Pull out the lines in the records that begin with the line containing "list-item (37, 198, 393, 208)" and end with the line containing "list-item (37, 187, 393, 197)", including both, and reproduce them unchanged.

── Records to use

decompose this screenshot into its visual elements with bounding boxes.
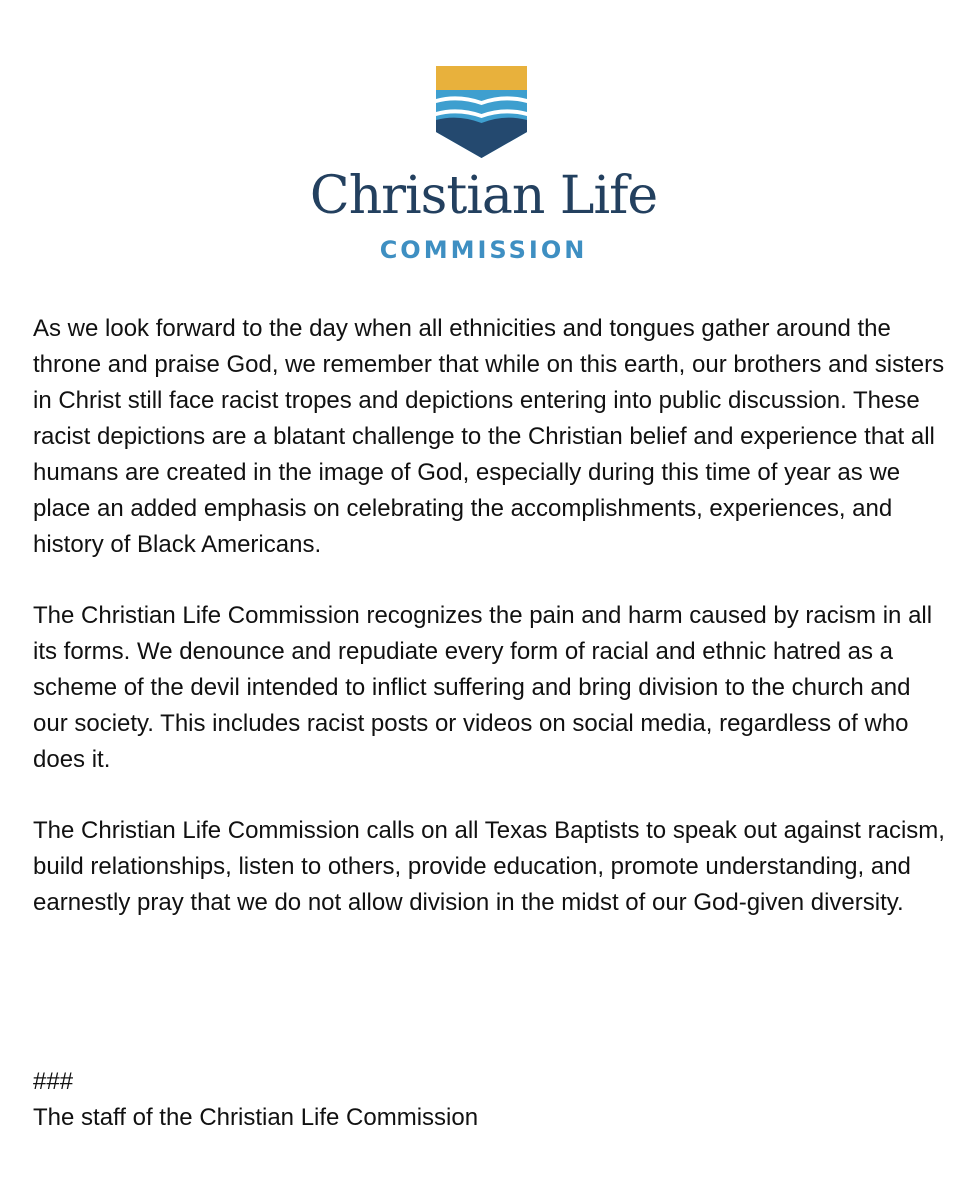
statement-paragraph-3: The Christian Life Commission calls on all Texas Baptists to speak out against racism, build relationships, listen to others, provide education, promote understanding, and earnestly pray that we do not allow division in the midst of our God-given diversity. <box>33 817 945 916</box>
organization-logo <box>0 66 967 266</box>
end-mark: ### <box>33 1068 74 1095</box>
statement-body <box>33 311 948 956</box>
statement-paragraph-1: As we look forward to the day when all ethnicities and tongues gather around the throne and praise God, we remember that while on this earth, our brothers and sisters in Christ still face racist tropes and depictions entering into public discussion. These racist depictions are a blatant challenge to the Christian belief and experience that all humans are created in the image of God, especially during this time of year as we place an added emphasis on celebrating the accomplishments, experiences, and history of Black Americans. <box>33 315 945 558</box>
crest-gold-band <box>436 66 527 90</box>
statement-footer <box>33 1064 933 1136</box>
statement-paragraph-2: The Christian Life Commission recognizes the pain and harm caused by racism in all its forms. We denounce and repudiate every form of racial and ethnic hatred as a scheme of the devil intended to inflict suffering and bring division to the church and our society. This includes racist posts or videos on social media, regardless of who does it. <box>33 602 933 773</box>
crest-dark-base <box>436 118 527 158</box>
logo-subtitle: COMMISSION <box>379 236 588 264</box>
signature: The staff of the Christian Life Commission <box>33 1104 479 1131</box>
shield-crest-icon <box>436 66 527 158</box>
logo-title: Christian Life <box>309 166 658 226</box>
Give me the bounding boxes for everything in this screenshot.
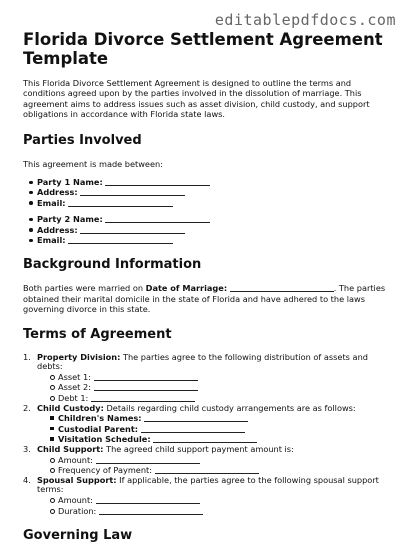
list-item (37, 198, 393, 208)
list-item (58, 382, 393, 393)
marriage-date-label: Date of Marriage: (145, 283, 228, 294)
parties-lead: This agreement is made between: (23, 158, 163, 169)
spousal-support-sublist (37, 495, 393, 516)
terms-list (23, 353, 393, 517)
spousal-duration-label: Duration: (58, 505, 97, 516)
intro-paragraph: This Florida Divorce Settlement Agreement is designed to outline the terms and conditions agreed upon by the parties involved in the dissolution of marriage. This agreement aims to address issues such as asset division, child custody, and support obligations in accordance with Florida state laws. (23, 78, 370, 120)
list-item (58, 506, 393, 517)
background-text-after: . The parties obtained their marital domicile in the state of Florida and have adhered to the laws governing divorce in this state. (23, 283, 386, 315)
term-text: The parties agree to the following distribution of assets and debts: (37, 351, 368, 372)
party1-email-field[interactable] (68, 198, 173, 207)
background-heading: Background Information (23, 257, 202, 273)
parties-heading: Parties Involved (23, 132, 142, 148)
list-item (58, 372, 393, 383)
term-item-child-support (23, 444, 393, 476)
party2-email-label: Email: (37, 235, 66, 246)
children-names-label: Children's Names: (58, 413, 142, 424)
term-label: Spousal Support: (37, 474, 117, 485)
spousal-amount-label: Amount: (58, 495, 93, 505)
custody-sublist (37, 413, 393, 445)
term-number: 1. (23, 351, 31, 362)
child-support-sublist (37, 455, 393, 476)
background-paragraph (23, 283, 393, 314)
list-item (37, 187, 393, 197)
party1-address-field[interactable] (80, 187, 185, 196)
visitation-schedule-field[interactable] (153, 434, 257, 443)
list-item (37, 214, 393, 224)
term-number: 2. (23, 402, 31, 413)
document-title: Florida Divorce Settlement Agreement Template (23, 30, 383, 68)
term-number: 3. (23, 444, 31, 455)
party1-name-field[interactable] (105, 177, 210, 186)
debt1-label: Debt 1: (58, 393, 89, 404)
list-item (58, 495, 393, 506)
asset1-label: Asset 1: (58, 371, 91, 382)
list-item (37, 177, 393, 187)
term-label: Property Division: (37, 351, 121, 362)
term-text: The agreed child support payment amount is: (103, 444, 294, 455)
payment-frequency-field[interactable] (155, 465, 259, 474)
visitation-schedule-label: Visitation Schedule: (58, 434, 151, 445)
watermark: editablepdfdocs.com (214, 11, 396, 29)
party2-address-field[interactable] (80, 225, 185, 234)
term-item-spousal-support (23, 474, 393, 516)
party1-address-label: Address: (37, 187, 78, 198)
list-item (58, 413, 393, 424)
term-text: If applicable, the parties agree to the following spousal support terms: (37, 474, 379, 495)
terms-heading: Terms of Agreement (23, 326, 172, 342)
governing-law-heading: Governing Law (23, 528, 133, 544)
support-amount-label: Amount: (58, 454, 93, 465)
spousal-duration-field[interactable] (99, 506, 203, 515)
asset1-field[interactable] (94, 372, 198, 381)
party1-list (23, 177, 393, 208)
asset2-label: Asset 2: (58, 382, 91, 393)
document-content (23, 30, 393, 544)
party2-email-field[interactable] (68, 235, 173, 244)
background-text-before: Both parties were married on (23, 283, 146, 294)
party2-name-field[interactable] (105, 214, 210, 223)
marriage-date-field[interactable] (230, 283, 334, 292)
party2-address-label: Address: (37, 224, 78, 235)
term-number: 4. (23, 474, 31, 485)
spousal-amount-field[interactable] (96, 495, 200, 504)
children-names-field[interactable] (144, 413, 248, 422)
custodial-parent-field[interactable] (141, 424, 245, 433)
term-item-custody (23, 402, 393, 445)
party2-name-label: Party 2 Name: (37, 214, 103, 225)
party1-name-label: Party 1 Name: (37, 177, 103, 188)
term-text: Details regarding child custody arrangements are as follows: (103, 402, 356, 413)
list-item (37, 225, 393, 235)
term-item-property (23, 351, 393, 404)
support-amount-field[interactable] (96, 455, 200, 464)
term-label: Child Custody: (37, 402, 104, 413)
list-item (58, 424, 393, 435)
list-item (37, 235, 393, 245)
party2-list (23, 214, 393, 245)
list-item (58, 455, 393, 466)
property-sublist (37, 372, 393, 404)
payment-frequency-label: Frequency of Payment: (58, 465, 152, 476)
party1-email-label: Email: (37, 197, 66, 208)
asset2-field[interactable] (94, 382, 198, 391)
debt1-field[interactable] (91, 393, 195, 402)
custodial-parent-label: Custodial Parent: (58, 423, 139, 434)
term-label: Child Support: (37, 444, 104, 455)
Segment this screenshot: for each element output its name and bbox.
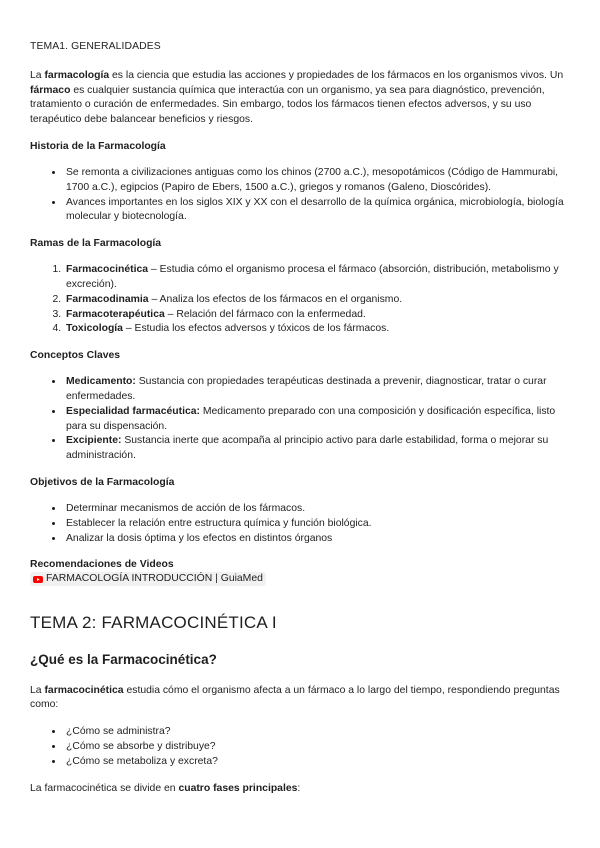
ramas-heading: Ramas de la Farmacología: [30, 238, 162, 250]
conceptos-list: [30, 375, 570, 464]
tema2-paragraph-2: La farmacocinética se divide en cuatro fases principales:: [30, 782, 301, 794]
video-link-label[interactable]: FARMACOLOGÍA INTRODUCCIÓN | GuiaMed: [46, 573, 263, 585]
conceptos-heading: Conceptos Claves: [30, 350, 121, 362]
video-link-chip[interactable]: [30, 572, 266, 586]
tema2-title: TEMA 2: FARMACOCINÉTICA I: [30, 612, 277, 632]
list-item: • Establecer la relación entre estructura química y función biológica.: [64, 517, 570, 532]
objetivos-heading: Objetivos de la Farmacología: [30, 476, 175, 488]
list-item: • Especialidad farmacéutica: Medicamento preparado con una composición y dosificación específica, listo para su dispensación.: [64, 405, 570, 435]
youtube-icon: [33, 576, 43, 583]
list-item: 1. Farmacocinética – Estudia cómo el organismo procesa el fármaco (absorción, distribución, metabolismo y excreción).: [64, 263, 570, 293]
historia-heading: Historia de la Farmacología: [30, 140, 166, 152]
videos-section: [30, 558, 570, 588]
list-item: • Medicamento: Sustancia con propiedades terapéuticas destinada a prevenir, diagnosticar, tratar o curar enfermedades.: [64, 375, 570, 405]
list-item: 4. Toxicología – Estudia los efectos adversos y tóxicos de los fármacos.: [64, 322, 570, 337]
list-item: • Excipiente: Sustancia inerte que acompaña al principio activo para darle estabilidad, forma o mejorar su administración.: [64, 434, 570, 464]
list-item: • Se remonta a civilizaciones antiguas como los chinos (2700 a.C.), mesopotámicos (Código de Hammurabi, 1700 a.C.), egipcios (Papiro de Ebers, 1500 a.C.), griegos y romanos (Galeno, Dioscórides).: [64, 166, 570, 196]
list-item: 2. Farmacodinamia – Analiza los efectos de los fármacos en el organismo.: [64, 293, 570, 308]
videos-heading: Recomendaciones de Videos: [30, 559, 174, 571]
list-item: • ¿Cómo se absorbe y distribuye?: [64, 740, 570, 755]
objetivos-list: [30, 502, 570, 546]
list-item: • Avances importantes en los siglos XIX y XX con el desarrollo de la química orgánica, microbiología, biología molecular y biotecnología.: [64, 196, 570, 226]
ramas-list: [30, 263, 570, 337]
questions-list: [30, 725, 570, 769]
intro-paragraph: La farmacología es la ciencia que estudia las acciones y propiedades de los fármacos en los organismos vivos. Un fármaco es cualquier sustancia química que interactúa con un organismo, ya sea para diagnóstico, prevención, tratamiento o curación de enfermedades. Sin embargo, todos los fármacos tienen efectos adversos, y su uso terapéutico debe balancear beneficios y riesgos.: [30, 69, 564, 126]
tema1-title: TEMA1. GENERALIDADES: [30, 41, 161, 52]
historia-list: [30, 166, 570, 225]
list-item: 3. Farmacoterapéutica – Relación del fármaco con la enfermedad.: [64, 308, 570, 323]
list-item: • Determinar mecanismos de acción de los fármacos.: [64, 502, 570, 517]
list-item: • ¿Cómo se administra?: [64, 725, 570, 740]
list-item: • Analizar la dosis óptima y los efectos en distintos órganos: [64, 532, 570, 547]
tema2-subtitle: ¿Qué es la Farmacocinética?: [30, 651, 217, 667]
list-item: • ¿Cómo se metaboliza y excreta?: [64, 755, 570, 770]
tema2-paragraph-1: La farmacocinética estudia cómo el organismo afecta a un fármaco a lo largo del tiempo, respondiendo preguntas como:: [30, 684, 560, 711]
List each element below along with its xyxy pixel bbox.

────

» Exercise result:
list-item (37, 198, 393, 208)
list-item (58, 382, 393, 393)
marriage-date-label: Date of Marriage: (145, 283, 228, 294)
parties-lead: This agreement is made between: (23, 158, 163, 169)
spousal-support-sublist (37, 495, 393, 516)
terms-list (23, 353, 393, 517)
spousal-duration-label: Duration: (58, 505, 97, 516)
intro-paragraph: This Florida Divorce Settlement Agreement is designed to outline the terms and conditions agreed upon by the parties involved in the dissolution of marriage. This agreement aims to address issues such as asset division, child custody, and support obligations in accordance with Florida state laws. (23, 78, 370, 120)
list-item (58, 506, 393, 517)
background-text-after: . The parties obtained their marital domicile in the state of Florida and have adhered to the laws governing divorce in this state. (23, 283, 386, 315)
term-text: The parties agree to the following distribution of assets and debts: (37, 351, 368, 372)
party1-email-field[interactable] (68, 198, 173, 207)
background-heading: Background Information (23, 257, 202, 273)
parties-heading: Parties Involved (23, 132, 142, 148)
list-item (58, 372, 393, 383)
term-item-child-support (23, 444, 393, 476)
party2-email-label: Email: (37, 235, 66, 246)
children-names-label: Children's Names: (58, 413, 142, 424)
term-label: Spousal Support: (37, 474, 117, 485)
spousal-amount-label: Amount: (58, 495, 93, 505)
custody-sublist (37, 413, 393, 445)
term-number: 1. (23, 351, 31, 362)
child-support-sublist (37, 455, 393, 476)
background-paragraph (23, 283, 393, 314)
list-item (37, 187, 393, 197)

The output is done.